- [Source records]:
⁂

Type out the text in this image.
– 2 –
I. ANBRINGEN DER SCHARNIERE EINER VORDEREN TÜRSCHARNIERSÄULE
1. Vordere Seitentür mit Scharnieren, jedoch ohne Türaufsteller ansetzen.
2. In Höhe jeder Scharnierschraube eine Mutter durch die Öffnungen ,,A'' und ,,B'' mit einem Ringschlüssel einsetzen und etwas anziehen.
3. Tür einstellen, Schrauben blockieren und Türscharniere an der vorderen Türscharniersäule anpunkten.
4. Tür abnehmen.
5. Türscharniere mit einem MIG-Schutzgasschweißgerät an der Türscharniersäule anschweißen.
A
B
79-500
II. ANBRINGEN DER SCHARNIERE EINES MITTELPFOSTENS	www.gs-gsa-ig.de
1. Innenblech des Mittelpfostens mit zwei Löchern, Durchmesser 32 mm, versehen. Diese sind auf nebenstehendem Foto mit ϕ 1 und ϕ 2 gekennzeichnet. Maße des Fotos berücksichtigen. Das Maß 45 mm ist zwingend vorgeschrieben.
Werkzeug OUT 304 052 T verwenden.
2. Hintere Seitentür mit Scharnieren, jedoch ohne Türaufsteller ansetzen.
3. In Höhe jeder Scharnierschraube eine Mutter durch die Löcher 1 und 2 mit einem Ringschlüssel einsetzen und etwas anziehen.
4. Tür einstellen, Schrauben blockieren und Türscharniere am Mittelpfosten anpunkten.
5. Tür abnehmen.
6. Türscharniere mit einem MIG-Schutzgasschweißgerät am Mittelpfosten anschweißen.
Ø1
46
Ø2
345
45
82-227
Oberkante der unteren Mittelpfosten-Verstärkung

⁂

Search the data for "Scharnieren". Copy every matching line.

- [Exercise output]:
1. Vordere Seitentür mit Scharnieren, jedoch ohne Türaufsteller ansetzen.
2. Hintere Seitentür mit Scharnieren, jedoch ohne Türaufsteller ansetzen.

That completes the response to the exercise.